◆ To do
Repeat the data below exactly, dropping any pictures it holds.

◆ Available records
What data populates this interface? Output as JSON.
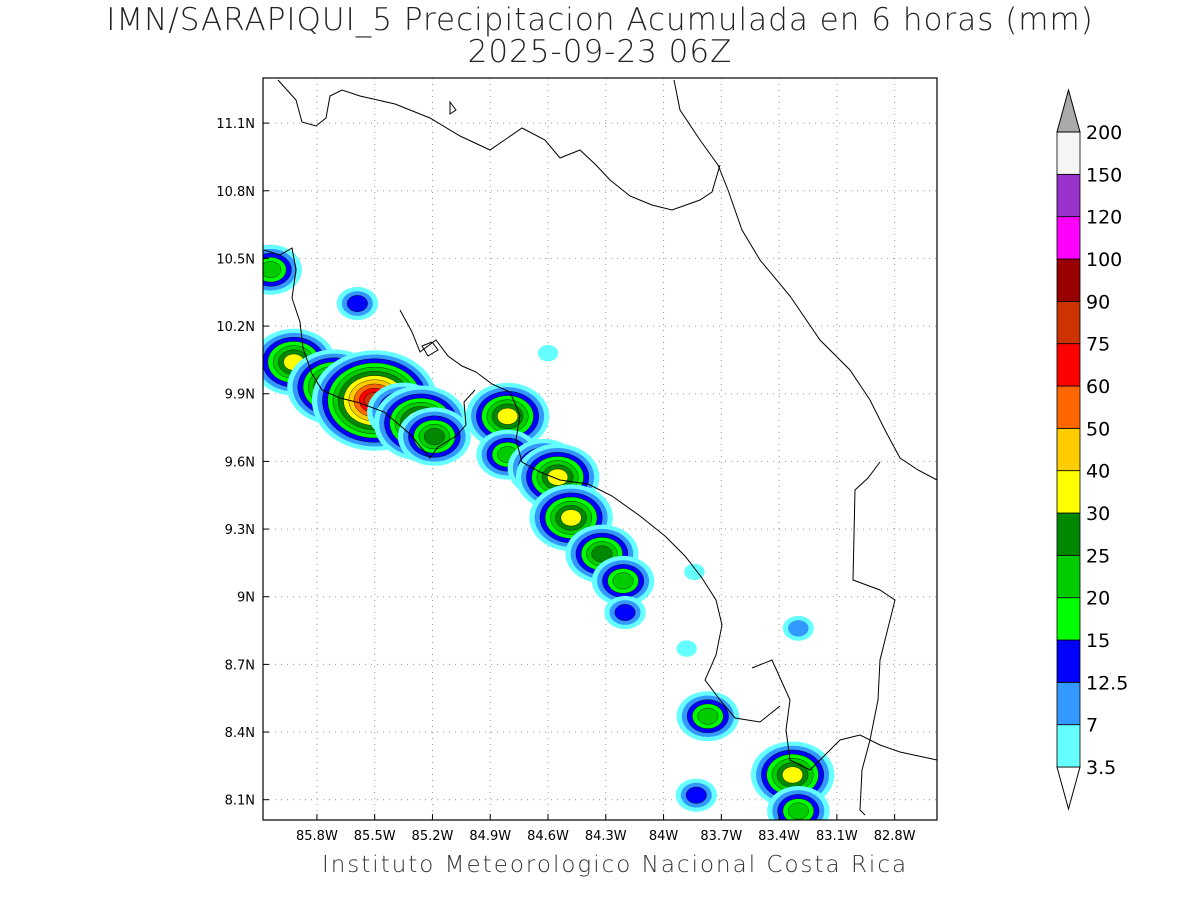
{
  "title": {
    "line1": "IMN/SARAPIQUI_5 Precipitacion Acumulada en 6 horas (mm)",
    "line2": "2025-09-23 06Z"
  },
  "footer": "Instituto Meteorologico Nacional Costa Rica",
  "map": {
    "lon_range": [
      -86.08,
      -82.58
    ],
    "lat_range": [
      8.01,
      11.3
    ],
    "lon_ticks": [
      {
        "v": -85.8,
        "label": "85.8W"
      },
      {
        "v": -85.5,
        "label": "85.5W"
      },
      {
        "v": -85.2,
        "label": "85.2W"
      },
      {
        "v": -84.9,
        "label": "84.9W"
      },
      {
        "v": -84.6,
        "label": "84.6W"
      },
      {
        "v": -84.3,
        "label": "84.3W"
      },
      {
        "v": -84.0,
        "label": "84W"
      },
      {
        "v": -83.7,
        "label": "83.7W"
      },
      {
        "v": -83.4,
        "label": "83.4W"
      },
      {
        "v": -83.1,
        "label": "83.1W"
      },
      {
        "v": -82.8,
        "label": "82.8W"
      }
    ],
    "lat_ticks": [
      {
        "v": 11.1,
        "label": "11.1N"
      },
      {
        "v": 10.8,
        "label": "10.8N"
      },
      {
        "v": 10.5,
        "label": "10.5N"
      },
      {
        "v": 10.2,
        "label": "10.2N"
      },
      {
        "v": 9.9,
        "label": "9.9N"
      },
      {
        "v": 9.6,
        "label": "9.6N"
      },
      {
        "v": 9.3,
        "label": "9.3N"
      },
      {
        "v": 9.0,
        "label": "9N"
      },
      {
        "v": 8.7,
        "label": "8.7N"
      },
      {
        "v": 8.4,
        "label": "8.4N"
      },
      {
        "v": 8.1,
        "label": "8.1N"
      }
    ],
    "grid": "dotted"
  },
  "colorbar": {
    "levels": [
      {
        "label": "3.5",
        "color": "#66ffff"
      },
      {
        "label": "7",
        "color": "#3399ff"
      },
      {
        "label": "12.5",
        "color": "#0000ff"
      },
      {
        "label": "15",
        "color": "#00ff00"
      },
      {
        "label": "20",
        "color": "#00cc00"
      },
      {
        "label": "25",
        "color": "#008800"
      },
      {
        "label": "30",
        "color": "#ffff00"
      },
      {
        "label": "40",
        "color": "#ffcc00"
      },
      {
        "label": "50",
        "color": "#ff6600"
      },
      {
        "label": "60",
        "color": "#ff0000"
      },
      {
        "label": "75",
        "color": "#cc3300"
      },
      {
        "label": "90",
        "color": "#990000"
      },
      {
        "label": "100",
        "color": "#ff00ff"
      },
      {
        "label": "120",
        "color": "#9933cc"
      },
      {
        "label": "150",
        "color": "#f5f5f5"
      },
      {
        "label": "200",
        "color": "#aaaaaa"
      }
    ]
  },
  "rain_cells": [
    {
      "lon": -86.04,
      "lat": 10.45,
      "peak": 4
    },
    {
      "lon": -85.59,
      "lat": 10.3,
      "peak": 2
    },
    {
      "lon": -85.92,
      "lat": 10.04,
      "peak": 6
    },
    {
      "lon": -85.71,
      "lat": 9.93,
      "peak": 7
    },
    {
      "lon": -85.5,
      "lat": 9.87,
      "peak": 10
    },
    {
      "lon": -85.35,
      "lat": 9.82,
      "peak": 5
    },
    {
      "lon": -85.26,
      "lat": 9.77,
      "peak": 7
    },
    {
      "lon": -85.19,
      "lat": 9.71,
      "peak": 5
    },
    {
      "lon": -84.81,
      "lat": 9.8,
      "peak": 6
    },
    {
      "lon": -84.81,
      "lat": 9.63,
      "peak": 4
    },
    {
      "lon": -84.62,
      "lat": 9.57,
      "peak": 5
    },
    {
      "lon": -84.55,
      "lat": 9.53,
      "peak": 6
    },
    {
      "lon": -84.48,
      "lat": 9.35,
      "peak": 6
    },
    {
      "lon": -84.32,
      "lat": 9.19,
      "peak": 5
    },
    {
      "lon": -84.21,
      "lat": 9.07,
      "peak": 4
    },
    {
      "lon": -84.2,
      "lat": 8.93,
      "peak": 2
    },
    {
      "lon": -83.77,
      "lat": 8.47,
      "peak": 4
    },
    {
      "lon": -83.33,
      "lat": 8.21,
      "peak": 6
    },
    {
      "lon": -83.3,
      "lat": 8.05,
      "peak": 4
    },
    {
      "lon": -83.83,
      "lat": 8.12,
      "peak": 2
    },
    {
      "lon": -84.6,
      "lat": 10.08,
      "peak": 0
    },
    {
      "lon": -83.84,
      "lat": 9.11,
      "peak": 0
    },
    {
      "lon": -83.3,
      "lat": 8.86,
      "peak": 1
    },
    {
      "lon": -83.88,
      "lat": 8.77,
      "peak": 0
    }
  ]
}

◆ Solution to the problem
What data populates this interface? Output as JSON.
{
  "title": {
    "line1": "IMN/SARAPIQUI_5 Precipitacion Acumulada en 6 horas (mm)",
    "line2": "2025-09-23 06Z"
  },
  "footer": "Instituto Meteorologico Nacional Costa Rica",
  "map": {
    "lon_range": [
      -86.08,
      -82.58
    ],
    "lat_range": [
      8.01,
      11.3
    ],
    "lon_ticks": [
      {
        "v": -85.8,
        "label": "85.8W"
      },
      {
        "v": -85.5,
        "label": "85.5W"
      },
      {
        "v": -85.2,
        "label": "85.2W"
      },
      {
        "v": -84.9,
        "label": "84.9W"
      },
      {
        "v": -84.6,
        "label": "84.6W"
      },
      {
        "v": -84.3,
        "label": "84.3W"
      },
      {
        "v": -84.0,
        "label": "84W"
      },
      {
        "v": -83.7,
        "label": "83.7W"
      },
      {
        "v": -83.4,
        "label": "83.4W"
      },
      {
        "v": -83.1,
        "label": "83.1W"
      },
      {
        "v": -82.8,
        "label": "82.8W"
      }
    ],
    "lat_ticks": [
      {
        "v": 11.1,
        "label": "11.1N"
      },
      {
        "v": 10.8,
        "label": "10.8N"
      },
      {
        "v": 10.5,
        "label": "10.5N"
      },
      {
        "v": 10.2,
        "label": "10.2N"
      },
      {
        "v": 9.9,
        "label": "9.9N"
      },
      {
        "v": 9.6,
        "label": "9.6N"
      },
      {
        "v": 9.3,
        "label": "9.3N"
      },
      {
        "v": 9.0,
        "label": "9N"
      },
      {
        "v": 8.7,
        "label": "8.7N"
      },
      {
        "v": 8.4,
        "label": "8.4N"
      },
      {
        "v": 8.1,
        "label": "8.1N"
      }
    ],
    "grid": "dotted"
  },
  "colorbar": {
    "levels": [
      {
        "label": "3.5",
        "color": "#66ffff"
      },
      {
        "label": "7",
        "color": "#3399ff"
      },
      {
        "label": "12.5",
        "color": "#0000ff"
      },
      {
        "label": "15",
        "color": "#00ff00"
      },
      {
        "label": "20",
        "color": "#00cc00"
      },
      {
        "label": "25",
        "color": "#008800"
      },
      {
        "label": "30",
        "color": "#ffff00"
      },
      {
        "label": "40",
        "color": "#ffcc00"
      },
      {
        "label": "50",
        "color": "#ff6600"
      },
      {
        "label": "60",
        "color": "#ff0000"
      },
      {
        "label": "75",
        "color": "#cc3300"
      },
      {
        "label": "90",
        "color": "#990000"
      },
      {
        "label": "100",
        "color": "#ff00ff"
      },
      {
        "label": "120",
        "color": "#9933cc"
      },
      {
        "label": "150",
        "color": "#f5f5f5"
      },
      {
        "label": "200",
        "color": "#aaaaaa"
      }
    ]
  },
  "rain_cells": [
    {
      "lon": -86.04,
      "lat": 10.45,
      "peak": 4
    },
    {
      "lon": -85.59,
      "lat": 10.3,
      "peak": 2
    },
    {
      "lon": -85.92,
      "lat": 10.04,
      "peak": 6
    },
    {
      "lon": -85.71,
      "lat": 9.93,
      "peak": 7
    },
    {
      "lon": -85.5,
      "lat": 9.87,
      "peak": 10
    },
    {
      "lon": -85.35,
      "lat": 9.82,
      "peak": 5
    },
    {
      "lon": -85.26,
      "lat": 9.77,
      "peak": 7
    },
    {
      "lon": -85.19,
      "lat": 9.71,
      "peak": 5
    },
    {
      "lon": -84.81,
      "lat": 9.8,
      "peak": 6
    },
    {
      "lon": -84.81,
      "lat": 9.63,
      "peak": 4
    },
    {
      "lon": -84.62,
      "lat": 9.57,
      "peak": 5
    },
    {
      "lon": -84.55,
      "lat": 9.53,
      "peak": 6
    },
    {
      "lon": -84.48,
      "lat": 9.35,
      "peak": 6
    },
    {
      "lon": -84.32,
      "lat": 9.19,
      "peak": 5
    },
    {
      "lon": -84.21,
      "lat": 9.07,
      "peak": 4
    },
    {
      "lon": -84.2,
      "lat": 8.93,
      "peak": 2
    },
    {
      "lon": -83.77,
      "lat": 8.47,
      "peak": 4
    },
    {
      "lon": -83.33,
      "lat": 8.21,
      "peak": 6
    },
    {
      "lon": -83.3,
      "lat": 8.05,
      "peak": 4
    },
    {
      "lon": -83.83,
      "lat": 8.12,
      "peak": 2
    },
    {
      "lon": -84.6,
      "lat": 10.08,
      "peak": 0
    },
    {
      "lon": -83.84,
      "lat": 9.11,
      "peak": 0
    },
    {
      "lon": -83.3,
      "lat": 8.86,
      "peak": 1
    },
    {
      "lon": -83.88,
      "lat": 8.77,
      "peak": 0
    }
  ]
}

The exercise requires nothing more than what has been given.